Saved data entries:
[Begin]

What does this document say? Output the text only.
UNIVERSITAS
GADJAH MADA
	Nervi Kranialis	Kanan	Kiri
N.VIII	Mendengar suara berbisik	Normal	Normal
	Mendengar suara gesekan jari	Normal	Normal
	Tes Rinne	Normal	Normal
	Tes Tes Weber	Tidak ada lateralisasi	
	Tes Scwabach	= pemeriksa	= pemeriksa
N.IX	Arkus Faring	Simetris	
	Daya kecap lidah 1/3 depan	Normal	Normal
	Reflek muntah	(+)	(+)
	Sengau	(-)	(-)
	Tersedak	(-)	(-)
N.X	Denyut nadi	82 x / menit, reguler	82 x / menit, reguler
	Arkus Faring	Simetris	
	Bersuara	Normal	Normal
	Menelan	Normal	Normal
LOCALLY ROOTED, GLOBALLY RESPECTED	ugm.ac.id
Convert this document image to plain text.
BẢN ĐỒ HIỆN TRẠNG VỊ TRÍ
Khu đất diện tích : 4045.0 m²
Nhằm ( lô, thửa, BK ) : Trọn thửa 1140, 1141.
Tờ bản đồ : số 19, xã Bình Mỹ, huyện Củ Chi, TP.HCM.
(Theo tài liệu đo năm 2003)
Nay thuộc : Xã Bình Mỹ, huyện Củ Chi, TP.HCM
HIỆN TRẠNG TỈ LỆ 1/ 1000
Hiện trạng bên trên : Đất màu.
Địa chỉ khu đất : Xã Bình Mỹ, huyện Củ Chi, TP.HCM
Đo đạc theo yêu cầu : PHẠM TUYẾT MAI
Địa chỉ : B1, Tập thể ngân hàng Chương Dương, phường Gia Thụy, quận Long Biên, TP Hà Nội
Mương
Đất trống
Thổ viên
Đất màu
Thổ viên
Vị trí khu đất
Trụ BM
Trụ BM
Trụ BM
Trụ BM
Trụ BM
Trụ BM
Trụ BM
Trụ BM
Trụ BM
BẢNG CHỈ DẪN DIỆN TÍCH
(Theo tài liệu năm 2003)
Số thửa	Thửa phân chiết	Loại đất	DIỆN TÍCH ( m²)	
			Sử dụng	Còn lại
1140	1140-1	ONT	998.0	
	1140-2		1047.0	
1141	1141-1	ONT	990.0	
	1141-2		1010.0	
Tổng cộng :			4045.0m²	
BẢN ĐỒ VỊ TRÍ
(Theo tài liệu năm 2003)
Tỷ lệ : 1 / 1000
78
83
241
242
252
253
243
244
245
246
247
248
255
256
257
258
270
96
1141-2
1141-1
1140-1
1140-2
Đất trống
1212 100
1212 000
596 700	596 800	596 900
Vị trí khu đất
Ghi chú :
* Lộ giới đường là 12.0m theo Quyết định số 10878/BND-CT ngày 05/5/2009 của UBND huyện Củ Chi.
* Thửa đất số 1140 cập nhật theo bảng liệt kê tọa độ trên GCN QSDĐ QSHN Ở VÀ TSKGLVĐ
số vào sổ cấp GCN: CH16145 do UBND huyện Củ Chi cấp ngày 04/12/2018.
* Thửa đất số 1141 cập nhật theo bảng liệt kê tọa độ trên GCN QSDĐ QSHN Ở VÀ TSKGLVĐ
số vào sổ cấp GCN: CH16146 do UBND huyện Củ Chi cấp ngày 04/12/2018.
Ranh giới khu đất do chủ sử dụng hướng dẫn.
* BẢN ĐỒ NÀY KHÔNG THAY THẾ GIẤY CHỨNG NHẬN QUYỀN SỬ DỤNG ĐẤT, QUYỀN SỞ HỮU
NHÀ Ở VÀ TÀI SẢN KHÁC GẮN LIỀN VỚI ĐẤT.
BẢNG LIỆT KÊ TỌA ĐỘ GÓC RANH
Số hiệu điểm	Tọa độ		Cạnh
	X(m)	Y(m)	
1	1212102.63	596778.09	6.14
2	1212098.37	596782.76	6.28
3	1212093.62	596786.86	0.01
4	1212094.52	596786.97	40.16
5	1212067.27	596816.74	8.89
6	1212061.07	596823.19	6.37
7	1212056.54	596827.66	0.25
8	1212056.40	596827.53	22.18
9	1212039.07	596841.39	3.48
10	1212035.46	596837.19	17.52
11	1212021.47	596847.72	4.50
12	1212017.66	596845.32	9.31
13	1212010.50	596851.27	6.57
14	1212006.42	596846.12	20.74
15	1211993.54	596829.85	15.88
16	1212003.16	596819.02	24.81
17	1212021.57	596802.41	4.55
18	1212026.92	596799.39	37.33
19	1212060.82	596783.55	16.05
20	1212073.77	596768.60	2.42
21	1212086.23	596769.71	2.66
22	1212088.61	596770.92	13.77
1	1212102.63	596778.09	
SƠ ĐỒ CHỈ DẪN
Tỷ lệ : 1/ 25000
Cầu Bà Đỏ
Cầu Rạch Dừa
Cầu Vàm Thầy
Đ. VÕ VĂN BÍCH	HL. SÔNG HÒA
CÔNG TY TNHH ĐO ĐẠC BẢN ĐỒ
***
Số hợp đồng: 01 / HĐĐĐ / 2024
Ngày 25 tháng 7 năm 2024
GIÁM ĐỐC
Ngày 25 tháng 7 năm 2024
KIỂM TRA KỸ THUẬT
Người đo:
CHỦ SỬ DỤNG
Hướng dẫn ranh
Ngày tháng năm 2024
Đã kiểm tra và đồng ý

[End]

Every entry above should be retyped exactly as shown.

→ **EXPECTED ANSWER**
What does this document say? Output the text only.
UNIVERSITAS
GADJAH MADA
	Nervi Kranialis	Kanan	Kiri
N.VIII	Mendengar suara berbisik	Normal	Normal
	Mendengar suara gesekan jari	Normal	Normal
	Tes Rinne	Normal	Normal
	Tes Tes Weber	Tidak ada lateralisasi	
	Tes Scwabach	= pemeriksa	= pemeriksa
N.IX	Arkus Faring	Simetris	
	Daya kecap lidah 1/3 depan	Normal	Normal
	Reflek muntah	(+)	(+)
	Sengau	(-)	(-)
	Tersedak	(-)	(-)
N.X	Denyut nadi	82 x / menit, reguler	82 x / menit, reguler
	Arkus Faring	Simetris	
	Bersuara	Normal	Normal
	Menelan	Normal	Normal
LOCALLY ROOTED, GLOBALLY RESPECTED	ugm.ac.id
Convert this document image to plain text.
BẢN ĐỒ HIỆN TRẠNG VỊ TRÍ
Khu đất diện tích : 4045.0 m²
Nhằm ( lô, thửa, BK ) : Trọn thửa 1140, 1141.
Tờ bản đồ : số 19, xã Bình Mỹ, huyện Củ Chi, TP.HCM.
(Theo tài liệu đo năm 2003)
Nay thuộc : Xã Bình Mỹ, huyện Củ Chi, TP.HCM
HIỆN TRẠNG TỈ LỆ 1/ 1000
Hiện trạng bên trên : Đất màu.
Địa chỉ khu đất : Xã Bình Mỹ, huyện Củ Chi, TP.HCM
Đo đạc theo yêu cầu : PHẠM TUYẾT MAI
Địa chỉ : B1, Tập thể ngân hàng Chương Dương, phường Gia Thụy, quận Long Biên, TP Hà Nội
Mương
Đất trống
Thổ viên
Đất màu
Thổ viên
Vị trí khu đất
Trụ BM
Trụ BM
Trụ BM
Trụ BM
Trụ BM
Trụ BM
Trụ BM
Trụ BM
Trụ BM
BẢNG CHỈ DẪN DIỆN TÍCH
(Theo tài liệu năm 2003)
Số thửa	Thửa phân chiết	Loại đất	DIỆN TÍCH ( m²)	
			Sử dụng	Còn lại
1140	1140-1	ONT	998.0	
	1140-2		1047.0	
1141	1141-1	ONT	990.0	
	1141-2		1010.0	
Tổng cộng :			4045.0m²	
BẢN ĐỒ VỊ TRÍ
(Theo tài liệu năm 2003)
Tỷ lệ : 1 / 1000
78
83
241
242
252
253
243
244
245
246
247
248
255
256
257
258
270
96
1141-2
1141-1
1140-1
1140-2
Đất trống
1212 100
1212 000
596 700	596 800	596 900
Vị trí khu đất
Ghi chú :
* Lộ giới đường là 12.0m theo Quyết định số 10878/BND-CT ngày 05/5/2009 của UBND huyện Củ Chi.
* Thửa đất số 1140 cập nhật theo bảng liệt kê tọa độ trên GCN QSDĐ QSHN Ở VÀ TSKGLVĐ
số vào sổ cấp GCN: CH16145 do UBND huyện Củ Chi cấp ngày 04/12/2018.
* Thửa đất số 1141 cập nhật theo bảng liệt kê tọa độ trên GCN QSDĐ QSHN Ở VÀ TSKGLVĐ
số vào sổ cấp GCN: CH16146 do UBND huyện Củ Chi cấp ngày 04/12/2018.
Ranh giới khu đất do chủ sử dụng hướng dẫn.
* BẢN ĐỒ NÀY KHÔNG THAY THẾ GIẤY CHỨNG NHẬN QUYỀN SỬ DỤNG ĐẤT, QUYỀN SỞ HỮU
NHÀ Ở VÀ TÀI SẢN KHÁC GẮN LIỀN VỚI ĐẤT.
BẢNG LIỆT KÊ TỌA ĐỘ GÓC RANH
Số hiệu điểm	Tọa độ		Cạnh
	X(m)	Y(m)	
1	1212102.63	596778.09	6.14
2	1212098.37	596782.76	6.28
3	1212093.62	596786.86	0.01
4	1212094.52	596786.97	40.16
5	1212067.27	596816.74	8.89
6	1212061.07	596823.19	6.37
7	1212056.54	596827.66	0.25
8	1212056.40	596827.53	22.18
9	1212039.07	596841.39	3.48
10	1212035.46	596837.19	17.52
11	1212021.47	596847.72	4.50
12	1212017.66	596845.32	9.31
13	1212010.50	596851.27	6.57
14	1212006.42	596846.12	20.74
15	1211993.54	596829.85	15.88
16	1212003.16	596819.02	24.81
17	1212021.57	596802.41	4.55
18	1212026.92	596799.39	37.33
19	1212060.82	596783.55	16.05
20	1212073.77	596768.60	2.42
21	1212086.23	596769.71	2.66
22	1212088.61	596770.92	13.77
1	1212102.63	596778.09	
SƠ ĐỒ CHỈ DẪN
Tỷ lệ : 1/ 25000
Cầu Bà Đỏ
Cầu Rạch Dừa
Cầu Vàm Thầy
Đ. VÕ VĂN BÍCH	HL. SÔNG HÒA
CÔNG TY TNHH ĐO ĐẠC BẢN ĐỒ
***
Số hợp đồng: 01 / HĐĐĐ / 2024
Ngày 25 tháng 7 năm 2024
GIÁM ĐỐC
Ngày 25 tháng 7 năm 2024
KIỂM TRA KỸ THUẬT
Người đo:
CHỦ SỬ DỤNG
Hướng dẫn ranh
Ngày tháng năm 2024
Đã kiểm tra và đồng ý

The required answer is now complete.